WHAT IS REQUIRED>
Your task is to copy every line of the entries that contains "made".

--------------------------------------------------

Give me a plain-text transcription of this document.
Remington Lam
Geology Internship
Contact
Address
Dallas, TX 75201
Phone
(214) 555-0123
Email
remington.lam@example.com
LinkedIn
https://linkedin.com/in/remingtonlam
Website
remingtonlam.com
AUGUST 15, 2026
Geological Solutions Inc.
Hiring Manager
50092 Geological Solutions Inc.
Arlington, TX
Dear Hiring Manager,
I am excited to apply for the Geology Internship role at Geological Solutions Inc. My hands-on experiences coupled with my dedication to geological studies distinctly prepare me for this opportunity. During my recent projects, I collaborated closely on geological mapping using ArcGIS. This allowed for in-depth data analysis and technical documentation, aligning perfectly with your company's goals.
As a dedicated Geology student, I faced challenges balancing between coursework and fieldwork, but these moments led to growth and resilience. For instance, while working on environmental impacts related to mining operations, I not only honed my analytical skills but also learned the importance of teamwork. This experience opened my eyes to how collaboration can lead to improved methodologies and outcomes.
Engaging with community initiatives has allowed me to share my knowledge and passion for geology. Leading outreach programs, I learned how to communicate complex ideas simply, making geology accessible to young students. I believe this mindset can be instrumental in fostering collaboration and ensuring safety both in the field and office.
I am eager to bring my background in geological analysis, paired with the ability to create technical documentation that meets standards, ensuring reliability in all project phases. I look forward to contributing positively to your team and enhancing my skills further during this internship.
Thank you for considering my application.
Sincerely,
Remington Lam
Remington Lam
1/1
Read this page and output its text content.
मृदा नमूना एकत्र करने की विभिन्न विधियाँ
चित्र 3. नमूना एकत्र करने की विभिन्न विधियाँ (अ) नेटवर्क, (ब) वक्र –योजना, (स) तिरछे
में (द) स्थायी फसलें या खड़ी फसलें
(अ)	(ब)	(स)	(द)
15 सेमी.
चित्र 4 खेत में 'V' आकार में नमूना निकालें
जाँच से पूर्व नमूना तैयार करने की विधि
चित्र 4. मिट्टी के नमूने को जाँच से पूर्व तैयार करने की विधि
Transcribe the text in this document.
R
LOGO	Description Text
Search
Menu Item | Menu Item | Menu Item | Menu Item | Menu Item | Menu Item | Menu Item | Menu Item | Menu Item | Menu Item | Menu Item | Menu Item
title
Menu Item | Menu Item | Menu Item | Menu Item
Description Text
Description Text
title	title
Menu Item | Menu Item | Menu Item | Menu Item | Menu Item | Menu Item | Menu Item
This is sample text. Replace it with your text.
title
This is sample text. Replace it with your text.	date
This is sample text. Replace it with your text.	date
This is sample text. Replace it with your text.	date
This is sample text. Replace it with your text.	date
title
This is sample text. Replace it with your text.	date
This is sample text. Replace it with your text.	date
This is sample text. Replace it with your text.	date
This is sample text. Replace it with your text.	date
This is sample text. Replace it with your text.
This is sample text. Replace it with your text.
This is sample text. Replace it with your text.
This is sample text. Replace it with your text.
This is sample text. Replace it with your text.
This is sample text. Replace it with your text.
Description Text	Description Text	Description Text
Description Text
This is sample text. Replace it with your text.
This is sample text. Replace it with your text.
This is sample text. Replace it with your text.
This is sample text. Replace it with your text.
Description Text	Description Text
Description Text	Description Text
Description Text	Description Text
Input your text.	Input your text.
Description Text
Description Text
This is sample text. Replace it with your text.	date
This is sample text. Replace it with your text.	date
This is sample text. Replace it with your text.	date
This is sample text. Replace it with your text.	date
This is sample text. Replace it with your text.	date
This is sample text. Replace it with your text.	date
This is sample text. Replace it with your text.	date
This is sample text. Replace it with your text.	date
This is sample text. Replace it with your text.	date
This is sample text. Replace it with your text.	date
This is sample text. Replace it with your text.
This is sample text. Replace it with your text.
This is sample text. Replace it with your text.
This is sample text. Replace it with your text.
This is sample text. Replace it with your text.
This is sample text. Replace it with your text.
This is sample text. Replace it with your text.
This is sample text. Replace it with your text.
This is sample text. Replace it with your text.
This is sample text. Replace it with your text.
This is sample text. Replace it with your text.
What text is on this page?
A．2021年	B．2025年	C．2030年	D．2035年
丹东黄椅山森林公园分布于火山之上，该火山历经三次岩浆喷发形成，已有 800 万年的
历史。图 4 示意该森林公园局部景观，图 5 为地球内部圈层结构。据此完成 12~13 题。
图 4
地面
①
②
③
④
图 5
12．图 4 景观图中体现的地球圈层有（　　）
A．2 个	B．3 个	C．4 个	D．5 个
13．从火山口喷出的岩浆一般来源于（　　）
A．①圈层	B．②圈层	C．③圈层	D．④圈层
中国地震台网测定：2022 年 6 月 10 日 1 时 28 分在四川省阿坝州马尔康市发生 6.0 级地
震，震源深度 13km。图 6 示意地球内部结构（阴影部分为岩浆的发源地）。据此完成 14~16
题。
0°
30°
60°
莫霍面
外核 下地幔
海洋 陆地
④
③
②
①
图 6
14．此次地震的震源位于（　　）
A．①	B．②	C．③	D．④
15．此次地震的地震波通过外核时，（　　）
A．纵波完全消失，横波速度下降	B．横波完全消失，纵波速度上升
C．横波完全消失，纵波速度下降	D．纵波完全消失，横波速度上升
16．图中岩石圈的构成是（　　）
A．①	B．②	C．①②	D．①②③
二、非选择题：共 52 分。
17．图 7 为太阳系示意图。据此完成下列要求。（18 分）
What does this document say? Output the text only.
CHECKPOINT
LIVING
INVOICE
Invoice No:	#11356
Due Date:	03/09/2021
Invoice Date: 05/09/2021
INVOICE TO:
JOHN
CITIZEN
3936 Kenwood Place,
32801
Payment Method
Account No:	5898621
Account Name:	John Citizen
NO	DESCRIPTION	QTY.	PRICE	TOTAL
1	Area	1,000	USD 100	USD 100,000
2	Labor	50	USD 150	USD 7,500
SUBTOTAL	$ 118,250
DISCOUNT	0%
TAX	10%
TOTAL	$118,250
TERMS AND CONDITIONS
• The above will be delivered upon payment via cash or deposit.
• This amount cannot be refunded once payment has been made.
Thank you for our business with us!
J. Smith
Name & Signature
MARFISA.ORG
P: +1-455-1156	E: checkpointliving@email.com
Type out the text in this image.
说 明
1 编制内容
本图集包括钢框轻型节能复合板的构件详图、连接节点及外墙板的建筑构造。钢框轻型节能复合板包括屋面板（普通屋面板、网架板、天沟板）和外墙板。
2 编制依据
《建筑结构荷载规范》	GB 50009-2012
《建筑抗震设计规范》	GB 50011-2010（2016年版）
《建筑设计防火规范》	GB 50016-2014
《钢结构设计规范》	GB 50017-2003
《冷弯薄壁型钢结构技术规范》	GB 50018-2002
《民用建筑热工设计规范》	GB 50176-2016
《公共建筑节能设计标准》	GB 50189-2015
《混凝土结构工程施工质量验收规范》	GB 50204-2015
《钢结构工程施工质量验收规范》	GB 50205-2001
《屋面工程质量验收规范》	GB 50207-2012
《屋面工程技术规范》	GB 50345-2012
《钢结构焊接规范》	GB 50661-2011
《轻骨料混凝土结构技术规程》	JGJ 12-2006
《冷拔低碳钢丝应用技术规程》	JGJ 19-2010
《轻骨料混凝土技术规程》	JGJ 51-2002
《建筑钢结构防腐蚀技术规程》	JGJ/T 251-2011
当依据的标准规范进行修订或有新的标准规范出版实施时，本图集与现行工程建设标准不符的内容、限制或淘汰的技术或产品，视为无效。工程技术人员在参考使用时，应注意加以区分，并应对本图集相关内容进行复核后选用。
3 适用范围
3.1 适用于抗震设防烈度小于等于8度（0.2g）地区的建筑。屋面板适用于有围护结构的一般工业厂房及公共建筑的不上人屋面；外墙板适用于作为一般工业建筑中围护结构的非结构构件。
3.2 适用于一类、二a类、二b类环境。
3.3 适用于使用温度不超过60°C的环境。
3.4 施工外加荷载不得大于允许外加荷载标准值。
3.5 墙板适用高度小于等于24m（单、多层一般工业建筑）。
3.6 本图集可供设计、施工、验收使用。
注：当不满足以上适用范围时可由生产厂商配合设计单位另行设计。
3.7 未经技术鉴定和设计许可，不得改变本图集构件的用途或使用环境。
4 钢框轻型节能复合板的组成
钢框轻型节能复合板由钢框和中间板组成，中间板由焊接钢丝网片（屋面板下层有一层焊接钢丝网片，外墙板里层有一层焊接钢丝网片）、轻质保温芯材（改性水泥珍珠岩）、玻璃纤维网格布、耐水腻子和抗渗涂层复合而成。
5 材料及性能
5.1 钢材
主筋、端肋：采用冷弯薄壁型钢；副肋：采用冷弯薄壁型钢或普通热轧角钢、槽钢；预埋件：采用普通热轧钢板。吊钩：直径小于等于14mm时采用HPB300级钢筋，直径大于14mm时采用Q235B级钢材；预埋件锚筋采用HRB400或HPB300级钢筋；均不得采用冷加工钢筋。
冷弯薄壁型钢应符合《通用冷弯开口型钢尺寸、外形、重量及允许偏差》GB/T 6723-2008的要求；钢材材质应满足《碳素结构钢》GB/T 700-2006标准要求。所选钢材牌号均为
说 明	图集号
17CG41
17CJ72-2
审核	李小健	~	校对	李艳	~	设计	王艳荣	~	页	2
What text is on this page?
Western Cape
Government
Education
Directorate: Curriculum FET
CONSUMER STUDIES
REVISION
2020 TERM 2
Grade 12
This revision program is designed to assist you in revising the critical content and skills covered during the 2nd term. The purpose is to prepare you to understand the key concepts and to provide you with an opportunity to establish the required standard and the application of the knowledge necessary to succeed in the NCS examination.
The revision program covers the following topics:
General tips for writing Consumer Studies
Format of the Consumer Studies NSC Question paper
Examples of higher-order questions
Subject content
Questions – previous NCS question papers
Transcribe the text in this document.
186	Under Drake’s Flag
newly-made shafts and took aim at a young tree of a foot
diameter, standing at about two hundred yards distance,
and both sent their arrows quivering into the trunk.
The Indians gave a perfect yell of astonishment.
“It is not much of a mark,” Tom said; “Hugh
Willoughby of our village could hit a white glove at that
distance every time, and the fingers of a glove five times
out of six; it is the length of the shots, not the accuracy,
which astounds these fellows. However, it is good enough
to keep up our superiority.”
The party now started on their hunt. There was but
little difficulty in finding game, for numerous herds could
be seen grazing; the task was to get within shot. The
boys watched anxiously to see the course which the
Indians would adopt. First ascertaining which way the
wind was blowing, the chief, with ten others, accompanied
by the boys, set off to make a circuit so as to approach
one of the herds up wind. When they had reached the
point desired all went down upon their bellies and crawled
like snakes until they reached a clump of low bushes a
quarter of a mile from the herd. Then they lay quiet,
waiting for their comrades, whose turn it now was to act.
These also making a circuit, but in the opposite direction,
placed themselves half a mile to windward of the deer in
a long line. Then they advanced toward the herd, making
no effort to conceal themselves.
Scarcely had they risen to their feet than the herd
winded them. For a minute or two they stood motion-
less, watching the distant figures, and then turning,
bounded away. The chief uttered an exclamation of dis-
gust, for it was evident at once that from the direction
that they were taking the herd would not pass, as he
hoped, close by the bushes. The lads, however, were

--------------------------------------------------

RESULT FOR THIS TASK>
• This amount cannot be refunded once payment has been made.
newly-made shafts and took aim at a young tree of a foot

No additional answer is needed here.